_AIM_: Below is a block of records. Copy every line in it that contains the word "header".

_RECORDS SHOWN_:
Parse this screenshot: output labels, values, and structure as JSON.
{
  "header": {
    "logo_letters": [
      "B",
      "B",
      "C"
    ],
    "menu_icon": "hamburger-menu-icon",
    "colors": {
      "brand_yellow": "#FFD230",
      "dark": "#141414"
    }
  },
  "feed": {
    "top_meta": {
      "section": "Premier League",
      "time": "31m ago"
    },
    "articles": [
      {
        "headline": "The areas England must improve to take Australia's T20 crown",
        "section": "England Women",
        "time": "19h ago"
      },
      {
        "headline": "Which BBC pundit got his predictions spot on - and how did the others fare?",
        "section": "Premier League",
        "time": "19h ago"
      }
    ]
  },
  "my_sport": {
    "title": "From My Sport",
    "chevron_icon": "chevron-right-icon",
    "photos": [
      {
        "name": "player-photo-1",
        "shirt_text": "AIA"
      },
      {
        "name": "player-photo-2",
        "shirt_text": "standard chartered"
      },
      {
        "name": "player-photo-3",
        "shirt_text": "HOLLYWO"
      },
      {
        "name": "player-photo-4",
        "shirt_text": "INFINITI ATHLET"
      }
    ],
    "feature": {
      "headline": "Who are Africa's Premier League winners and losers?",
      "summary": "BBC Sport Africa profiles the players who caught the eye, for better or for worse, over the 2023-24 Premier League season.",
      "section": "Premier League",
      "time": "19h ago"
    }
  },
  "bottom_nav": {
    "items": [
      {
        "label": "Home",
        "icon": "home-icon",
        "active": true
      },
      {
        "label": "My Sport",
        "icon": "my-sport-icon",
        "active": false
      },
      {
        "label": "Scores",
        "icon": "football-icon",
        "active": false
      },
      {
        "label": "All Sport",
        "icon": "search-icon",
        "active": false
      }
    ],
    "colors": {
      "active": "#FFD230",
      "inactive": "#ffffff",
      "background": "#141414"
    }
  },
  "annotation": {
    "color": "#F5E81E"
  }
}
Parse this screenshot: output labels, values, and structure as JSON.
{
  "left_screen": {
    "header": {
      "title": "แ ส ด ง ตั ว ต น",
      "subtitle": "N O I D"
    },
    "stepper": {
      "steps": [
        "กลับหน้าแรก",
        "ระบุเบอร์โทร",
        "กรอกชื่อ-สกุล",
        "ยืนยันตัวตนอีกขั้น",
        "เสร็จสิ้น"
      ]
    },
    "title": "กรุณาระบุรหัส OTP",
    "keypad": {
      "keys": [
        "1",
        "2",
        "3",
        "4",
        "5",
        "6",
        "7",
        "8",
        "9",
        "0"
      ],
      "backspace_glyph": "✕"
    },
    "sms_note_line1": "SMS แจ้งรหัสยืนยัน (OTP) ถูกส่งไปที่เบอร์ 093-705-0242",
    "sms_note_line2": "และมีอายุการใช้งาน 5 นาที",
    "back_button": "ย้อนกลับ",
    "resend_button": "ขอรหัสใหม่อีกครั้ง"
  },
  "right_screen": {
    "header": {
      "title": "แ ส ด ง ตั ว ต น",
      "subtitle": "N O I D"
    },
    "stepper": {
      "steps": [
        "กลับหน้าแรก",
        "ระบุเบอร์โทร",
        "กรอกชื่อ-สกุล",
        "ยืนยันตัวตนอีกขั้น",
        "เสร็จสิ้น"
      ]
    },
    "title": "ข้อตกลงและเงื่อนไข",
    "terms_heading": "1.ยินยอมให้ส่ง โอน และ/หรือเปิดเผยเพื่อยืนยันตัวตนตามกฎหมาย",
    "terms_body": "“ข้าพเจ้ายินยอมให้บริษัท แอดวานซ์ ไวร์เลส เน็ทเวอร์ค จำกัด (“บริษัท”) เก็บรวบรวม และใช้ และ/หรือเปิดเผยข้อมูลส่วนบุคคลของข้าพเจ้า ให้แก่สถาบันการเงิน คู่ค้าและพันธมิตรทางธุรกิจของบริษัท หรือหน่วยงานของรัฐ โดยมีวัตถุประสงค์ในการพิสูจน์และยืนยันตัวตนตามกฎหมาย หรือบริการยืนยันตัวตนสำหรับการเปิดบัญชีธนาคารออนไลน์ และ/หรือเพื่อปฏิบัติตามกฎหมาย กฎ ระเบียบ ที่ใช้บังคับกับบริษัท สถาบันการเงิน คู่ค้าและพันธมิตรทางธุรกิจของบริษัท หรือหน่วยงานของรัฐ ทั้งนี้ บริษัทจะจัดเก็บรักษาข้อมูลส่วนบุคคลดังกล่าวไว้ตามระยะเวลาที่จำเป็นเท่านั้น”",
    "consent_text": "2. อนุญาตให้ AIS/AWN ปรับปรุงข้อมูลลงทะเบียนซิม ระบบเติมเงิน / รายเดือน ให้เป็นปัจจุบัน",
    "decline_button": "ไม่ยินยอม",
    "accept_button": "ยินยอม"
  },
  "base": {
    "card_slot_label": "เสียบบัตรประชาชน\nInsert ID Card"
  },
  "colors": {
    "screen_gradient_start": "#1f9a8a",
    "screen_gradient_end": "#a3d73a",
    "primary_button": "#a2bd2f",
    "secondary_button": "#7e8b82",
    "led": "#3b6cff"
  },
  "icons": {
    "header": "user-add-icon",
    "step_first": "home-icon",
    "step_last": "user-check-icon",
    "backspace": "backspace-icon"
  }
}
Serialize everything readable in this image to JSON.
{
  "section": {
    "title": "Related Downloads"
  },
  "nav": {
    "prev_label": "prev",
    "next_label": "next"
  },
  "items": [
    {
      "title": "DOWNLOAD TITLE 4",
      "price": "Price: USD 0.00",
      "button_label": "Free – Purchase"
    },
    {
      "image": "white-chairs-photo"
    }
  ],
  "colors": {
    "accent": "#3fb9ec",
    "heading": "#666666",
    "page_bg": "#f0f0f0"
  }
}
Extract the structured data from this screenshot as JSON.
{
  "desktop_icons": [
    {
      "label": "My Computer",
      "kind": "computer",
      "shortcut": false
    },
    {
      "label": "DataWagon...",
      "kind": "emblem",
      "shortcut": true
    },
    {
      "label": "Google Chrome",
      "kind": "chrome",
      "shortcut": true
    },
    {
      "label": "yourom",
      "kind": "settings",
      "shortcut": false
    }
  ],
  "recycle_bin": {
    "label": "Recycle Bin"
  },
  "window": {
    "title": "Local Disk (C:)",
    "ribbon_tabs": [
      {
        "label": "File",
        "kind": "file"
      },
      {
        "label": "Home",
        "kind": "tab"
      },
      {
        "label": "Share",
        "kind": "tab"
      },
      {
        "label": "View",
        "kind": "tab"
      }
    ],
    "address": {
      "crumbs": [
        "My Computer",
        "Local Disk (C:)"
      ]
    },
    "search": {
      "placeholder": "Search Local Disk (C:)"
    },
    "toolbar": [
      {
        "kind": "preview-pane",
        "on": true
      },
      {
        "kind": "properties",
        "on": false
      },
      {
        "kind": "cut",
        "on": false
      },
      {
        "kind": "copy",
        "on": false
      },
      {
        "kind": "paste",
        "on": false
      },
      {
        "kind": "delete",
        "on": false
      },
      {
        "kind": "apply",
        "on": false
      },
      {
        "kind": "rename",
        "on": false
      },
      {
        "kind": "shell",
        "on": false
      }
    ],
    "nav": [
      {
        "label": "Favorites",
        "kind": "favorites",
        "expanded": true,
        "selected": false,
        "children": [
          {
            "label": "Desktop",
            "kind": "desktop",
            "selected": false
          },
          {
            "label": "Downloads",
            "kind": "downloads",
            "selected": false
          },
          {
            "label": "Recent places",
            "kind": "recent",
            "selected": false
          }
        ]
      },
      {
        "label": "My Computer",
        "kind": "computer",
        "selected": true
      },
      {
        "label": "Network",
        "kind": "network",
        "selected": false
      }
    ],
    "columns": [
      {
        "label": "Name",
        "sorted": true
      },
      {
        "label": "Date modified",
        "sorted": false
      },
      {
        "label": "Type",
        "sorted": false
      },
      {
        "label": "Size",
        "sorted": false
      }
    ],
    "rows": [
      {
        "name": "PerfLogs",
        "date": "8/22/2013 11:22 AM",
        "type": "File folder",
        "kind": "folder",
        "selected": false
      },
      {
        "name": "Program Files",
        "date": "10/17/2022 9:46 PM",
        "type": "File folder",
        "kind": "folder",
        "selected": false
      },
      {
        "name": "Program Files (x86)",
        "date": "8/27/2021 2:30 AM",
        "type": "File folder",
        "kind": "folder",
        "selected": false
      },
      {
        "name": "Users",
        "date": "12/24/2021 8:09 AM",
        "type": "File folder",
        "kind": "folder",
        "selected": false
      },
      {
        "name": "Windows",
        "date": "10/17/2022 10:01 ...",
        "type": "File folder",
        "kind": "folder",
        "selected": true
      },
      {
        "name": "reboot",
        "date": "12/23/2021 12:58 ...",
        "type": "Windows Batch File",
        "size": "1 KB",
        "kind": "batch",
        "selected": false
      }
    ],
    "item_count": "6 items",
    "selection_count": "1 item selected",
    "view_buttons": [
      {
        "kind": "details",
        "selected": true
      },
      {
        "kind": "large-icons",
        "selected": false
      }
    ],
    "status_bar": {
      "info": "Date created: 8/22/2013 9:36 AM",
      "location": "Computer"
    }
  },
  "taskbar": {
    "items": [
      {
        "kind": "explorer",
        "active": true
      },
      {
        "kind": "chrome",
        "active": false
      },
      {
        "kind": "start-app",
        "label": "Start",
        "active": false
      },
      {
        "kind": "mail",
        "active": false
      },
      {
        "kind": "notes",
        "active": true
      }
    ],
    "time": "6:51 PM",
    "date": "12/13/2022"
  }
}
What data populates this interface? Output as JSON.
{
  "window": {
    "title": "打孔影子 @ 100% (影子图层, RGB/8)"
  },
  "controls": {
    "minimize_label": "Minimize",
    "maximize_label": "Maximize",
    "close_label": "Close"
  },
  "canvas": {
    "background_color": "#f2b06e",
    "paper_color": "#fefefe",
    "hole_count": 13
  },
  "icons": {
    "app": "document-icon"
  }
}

_ANSWER TO THIS EXERCISE_:
  "header": {
    "header": {
    "header": {
    "header": "user-add-icon",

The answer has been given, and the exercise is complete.